■ **Stored items**
"""
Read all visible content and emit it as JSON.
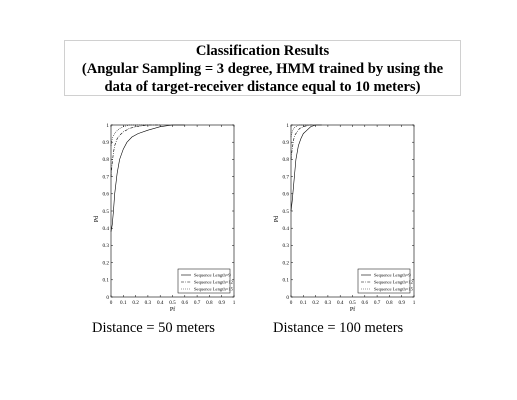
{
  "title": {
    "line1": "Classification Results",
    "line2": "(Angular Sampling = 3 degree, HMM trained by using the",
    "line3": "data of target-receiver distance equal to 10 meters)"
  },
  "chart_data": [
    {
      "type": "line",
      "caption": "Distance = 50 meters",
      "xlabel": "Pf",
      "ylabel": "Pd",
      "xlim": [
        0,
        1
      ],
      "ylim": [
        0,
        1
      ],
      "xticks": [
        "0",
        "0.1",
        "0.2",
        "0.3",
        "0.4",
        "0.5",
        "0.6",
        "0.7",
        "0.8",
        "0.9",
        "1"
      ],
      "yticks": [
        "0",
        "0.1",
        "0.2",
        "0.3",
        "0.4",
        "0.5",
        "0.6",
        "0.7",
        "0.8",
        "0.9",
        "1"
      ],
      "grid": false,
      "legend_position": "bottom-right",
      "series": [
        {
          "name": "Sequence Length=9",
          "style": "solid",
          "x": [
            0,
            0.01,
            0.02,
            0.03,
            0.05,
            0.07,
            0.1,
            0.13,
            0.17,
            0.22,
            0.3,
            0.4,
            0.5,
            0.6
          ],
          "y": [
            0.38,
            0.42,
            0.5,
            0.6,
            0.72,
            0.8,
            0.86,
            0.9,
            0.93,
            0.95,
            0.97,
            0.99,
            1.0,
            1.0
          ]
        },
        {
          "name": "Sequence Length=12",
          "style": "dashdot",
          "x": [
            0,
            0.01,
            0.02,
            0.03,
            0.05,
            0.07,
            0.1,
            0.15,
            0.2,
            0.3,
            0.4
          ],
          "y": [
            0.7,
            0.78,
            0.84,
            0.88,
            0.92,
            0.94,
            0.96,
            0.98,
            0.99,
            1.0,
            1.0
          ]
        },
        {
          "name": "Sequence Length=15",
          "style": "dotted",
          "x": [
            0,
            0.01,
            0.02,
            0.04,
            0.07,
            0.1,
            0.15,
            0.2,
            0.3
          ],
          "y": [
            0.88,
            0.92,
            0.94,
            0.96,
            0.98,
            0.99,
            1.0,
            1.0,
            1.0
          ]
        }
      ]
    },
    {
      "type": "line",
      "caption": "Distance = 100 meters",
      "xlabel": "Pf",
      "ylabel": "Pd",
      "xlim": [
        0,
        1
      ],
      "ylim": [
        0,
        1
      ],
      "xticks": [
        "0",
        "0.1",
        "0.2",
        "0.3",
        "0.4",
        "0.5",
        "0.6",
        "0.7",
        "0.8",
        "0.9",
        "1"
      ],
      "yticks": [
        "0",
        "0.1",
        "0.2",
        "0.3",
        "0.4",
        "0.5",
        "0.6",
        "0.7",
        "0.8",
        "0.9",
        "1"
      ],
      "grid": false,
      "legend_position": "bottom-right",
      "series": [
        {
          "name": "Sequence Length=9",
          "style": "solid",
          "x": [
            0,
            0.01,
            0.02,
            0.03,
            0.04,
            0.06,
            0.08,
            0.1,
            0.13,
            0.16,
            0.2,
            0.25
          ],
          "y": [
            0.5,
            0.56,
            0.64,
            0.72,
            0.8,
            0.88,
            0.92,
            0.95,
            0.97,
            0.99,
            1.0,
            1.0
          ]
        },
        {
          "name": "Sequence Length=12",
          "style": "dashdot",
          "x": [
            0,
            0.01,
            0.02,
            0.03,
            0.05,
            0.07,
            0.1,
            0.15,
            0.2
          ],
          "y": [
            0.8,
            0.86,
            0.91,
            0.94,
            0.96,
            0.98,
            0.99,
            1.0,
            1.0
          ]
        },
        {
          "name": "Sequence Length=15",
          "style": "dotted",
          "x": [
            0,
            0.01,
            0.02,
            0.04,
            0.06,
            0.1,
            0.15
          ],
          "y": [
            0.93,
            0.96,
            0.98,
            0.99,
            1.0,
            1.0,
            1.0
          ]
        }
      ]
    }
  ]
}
"""
■ **Written request**
Every record above should come back exactly, but without its pictures.

■ **Exercise response**
Read all visible content and emit it as JSON.
{
  "title": {
    "line1": "Classification Results",
    "line2": "(Angular Sampling = 3 degree, HMM trained by using the",
    "line3": "data of target-receiver distance equal to 10 meters)"
  },
  "chart_data": [
    {
      "type": "line",
      "caption": "Distance = 50 meters",
      "xlabel": "Pf",
      "ylabel": "Pd",
      "xlim": [
        0,
        1
      ],
      "ylim": [
        0,
        1
      ],
      "xticks": [
        "0",
        "0.1",
        "0.2",
        "0.3",
        "0.4",
        "0.5",
        "0.6",
        "0.7",
        "0.8",
        "0.9",
        "1"
      ],
      "yticks": [
        "0",
        "0.1",
        "0.2",
        "0.3",
        "0.4",
        "0.5",
        "0.6",
        "0.7",
        "0.8",
        "0.9",
        "1"
      ],
      "grid": false,
      "legend_position": "bottom-right",
      "series": [
        {
          "name": "Sequence Length=9",
          "style": "solid",
          "x": [
            0,
            0.01,
            0.02,
            0.03,
            0.05,
            0.07,
            0.1,
            0.13,
            0.17,
            0.22,
            0.3,
            0.4,
            0.5,
            0.6
          ],
          "y": [
            0.38,
            0.42,
            0.5,
            0.6,
            0.72,
            0.8,
            0.86,
            0.9,
            0.93,
            0.95,
            0.97,
            0.99,
            1.0,
            1.0
          ]
        },
        {
          "name": "Sequence Length=12",
          "style": "dashdot",
          "x": [
            0,
            0.01,
            0.02,
            0.03,
            0.05,
            0.07,
            0.1,
            0.15,
            0.2,
            0.3,
            0.4
          ],
          "y": [
            0.7,
            0.78,
            0.84,
            0.88,
            0.92,
            0.94,
            0.96,
            0.98,
            0.99,
            1.0,
            1.0
          ]
        },
        {
          "name": "Sequence Length=15",
          "style": "dotted",
          "x": [
            0,
            0.01,
            0.02,
            0.04,
            0.07,
            0.1,
            0.15,
            0.2,
            0.3
          ],
          "y": [
            0.88,
            0.92,
            0.94,
            0.96,
            0.98,
            0.99,
            1.0,
            1.0,
            1.0
          ]
        }
      ]
    },
    {
      "type": "line",
      "caption": "Distance = 100 meters",
      "xlabel": "Pf",
      "ylabel": "Pd",
      "xlim": [
        0,
        1
      ],
      "ylim": [
        0,
        1
      ],
      "xticks": [
        "0",
        "0.1",
        "0.2",
        "0.3",
        "0.4",
        "0.5",
        "0.6",
        "0.7",
        "0.8",
        "0.9",
        "1"
      ],
      "yticks": [
        "0",
        "0.1",
        "0.2",
        "0.3",
        "0.4",
        "0.5",
        "0.6",
        "0.7",
        "0.8",
        "0.9",
        "1"
      ],
      "grid": false,
      "legend_position": "bottom-right",
      "series": [
        {
          "name": "Sequence Length=9",
          "style": "solid",
          "x": [
            0,
            0.01,
            0.02,
            0.03,
            0.04,
            0.06,
            0.08,
            0.1,
            0.13,
            0.16,
            0.2,
            0.25
          ],
          "y": [
            0.5,
            0.56,
            0.64,
            0.72,
            0.8,
            0.88,
            0.92,
            0.95,
            0.97,
            0.99,
            1.0,
            1.0
          ]
        },
        {
          "name": "Sequence Length=12",
          "style": "dashdot",
          "x": [
            0,
            0.01,
            0.02,
            0.03,
            0.05,
            0.07,
            0.1,
            0.15,
            0.2
          ],
          "y": [
            0.8,
            0.86,
            0.91,
            0.94,
            0.96,
            0.98,
            0.99,
            1.0,
            1.0
          ]
        },
        {
          "name": "Sequence Length=15",
          "style": "dotted",
          "x": [
            0,
            0.01,
            0.02,
            0.04,
            0.06,
            0.1,
            0.15
          ],
          "y": [
            0.93,
            0.96,
            0.98,
            0.99,
            1.0,
            1.0,
            1.0
          ]
        }
      ]
    }
  ]
}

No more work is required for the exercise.